▸ Problem statement:
Print each line exactly as it is given.

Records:
▼▼▼

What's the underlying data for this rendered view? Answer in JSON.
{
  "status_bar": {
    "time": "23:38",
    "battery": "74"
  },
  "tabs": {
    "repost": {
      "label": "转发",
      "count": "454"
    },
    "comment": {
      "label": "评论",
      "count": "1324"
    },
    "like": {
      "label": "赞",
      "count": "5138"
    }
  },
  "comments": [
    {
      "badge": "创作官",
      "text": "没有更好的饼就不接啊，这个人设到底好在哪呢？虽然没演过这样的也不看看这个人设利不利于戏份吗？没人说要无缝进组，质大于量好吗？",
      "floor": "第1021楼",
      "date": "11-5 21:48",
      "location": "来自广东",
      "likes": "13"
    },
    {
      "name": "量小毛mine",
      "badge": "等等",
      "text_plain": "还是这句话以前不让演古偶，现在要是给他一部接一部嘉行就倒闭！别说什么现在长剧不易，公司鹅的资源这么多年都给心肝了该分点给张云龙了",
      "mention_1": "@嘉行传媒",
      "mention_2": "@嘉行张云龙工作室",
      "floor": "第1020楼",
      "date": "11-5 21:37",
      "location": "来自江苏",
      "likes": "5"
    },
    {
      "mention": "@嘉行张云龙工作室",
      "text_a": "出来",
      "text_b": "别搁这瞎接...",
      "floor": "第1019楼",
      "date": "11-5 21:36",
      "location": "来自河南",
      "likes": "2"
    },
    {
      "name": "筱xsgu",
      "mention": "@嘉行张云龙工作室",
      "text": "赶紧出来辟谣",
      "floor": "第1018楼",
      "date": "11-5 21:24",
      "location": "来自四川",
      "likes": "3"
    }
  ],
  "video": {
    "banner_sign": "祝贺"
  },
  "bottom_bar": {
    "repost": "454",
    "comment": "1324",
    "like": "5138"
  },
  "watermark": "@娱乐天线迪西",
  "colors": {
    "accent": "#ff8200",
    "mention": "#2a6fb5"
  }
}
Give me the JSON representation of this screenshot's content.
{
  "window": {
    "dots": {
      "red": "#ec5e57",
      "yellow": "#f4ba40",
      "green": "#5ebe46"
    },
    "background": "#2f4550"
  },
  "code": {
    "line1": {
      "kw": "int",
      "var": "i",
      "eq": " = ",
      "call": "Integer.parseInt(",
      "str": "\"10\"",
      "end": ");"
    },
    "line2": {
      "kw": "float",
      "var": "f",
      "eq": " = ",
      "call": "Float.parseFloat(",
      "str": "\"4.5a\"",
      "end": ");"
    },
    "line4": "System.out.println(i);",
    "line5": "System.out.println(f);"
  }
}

▲▲▲

▸ Result for this task:
What's the underlying data for this rendered view? Answer in JSON.
{
  "status_bar": {
    "time": "23:38",
    "battery": "74"
  },
  "tabs": {
    "repost": {
      "label": "转发",
      "count": "454"
    },
    "comment": {
      "label": "评论",
      "count": "1324"
    },
    "like": {
      "label": "赞",
      "count": "5138"
    }
  },
  "comments": [
    {
      "badge": "创作官",
      "text": "没有更好的饼就不接啊，这个人设到底好在哪呢？虽然没演过这样的也不看看这个人设利不利于戏份吗？没人说要无缝进组，质大于量好吗？",
      "floor": "第1021楼",
      "date": "11-5 21:48",
      "location": "来自广东",
      "likes": "13"
    },
    {
      "name": "量小毛mine",
      "badge": "等等",
      "text_plain": "还是这句话以前不让演古偶，现在要是给他一部接一部嘉行就倒闭！别说什么现在长剧不易，公司鹅的资源这么多年都给心肝了该分点给张云龙了",
      "mention_1": "@嘉行传媒",
      "mention_2": "@嘉行张云龙工作室",
      "floor": "第1020楼",
      "date": "11-5 21:37",
      "location": "来自江苏",
      "likes": "5"
    },
    {
      "mention": "@嘉行张云龙工作室",
      "text_a": "出来",
      "text_b": "别搁这瞎接...",
      "floor": "第1019楼",
      "date": "11-5 21:36",
      "location": "来自河南",
      "likes": "2"
    },
    {
      "name": "筱xsgu",
      "mention": "@嘉行张云龙工作室",
      "text": "赶紧出来辟谣",
      "floor": "第1018楼",
      "date": "11-5 21:24",
      "location": "来自四川",
      "likes": "3"
    }
  ],
  "video": {
    "banner_sign": "祝贺"
  },
  "bottom_bar": {
    "repost": "454",
    "comment": "1324",
    "like": "5138"
  },
  "watermark": "@娱乐天线迪西",
  "colors": {
    "accent": "#ff8200",
    "mention": "#2a6fb5"
  }
}
Give me the JSON representation of this screenshot's content.
{
  "window": {
    "dots": {
      "red": "#ec5e57",
      "yellow": "#f4ba40",
      "green": "#5ebe46"
    },
    "background": "#2f4550"
  },
  "code": {
    "line1": {
      "kw": "int",
      "var": "i",
      "eq": " = ",
      "call": "Integer.parseInt(",
      "str": "\"10\"",
      "end": ");"
    },
    "line2": {
      "kw": "float",
      "var": "f",
      "eq": " = ",
      "call": "Float.parseFloat(",
      "str": "\"4.5a\"",
      "end": ");"
    },
    "line4": "System.out.println(i);",
    "line5": "System.out.println(f);"
  }
}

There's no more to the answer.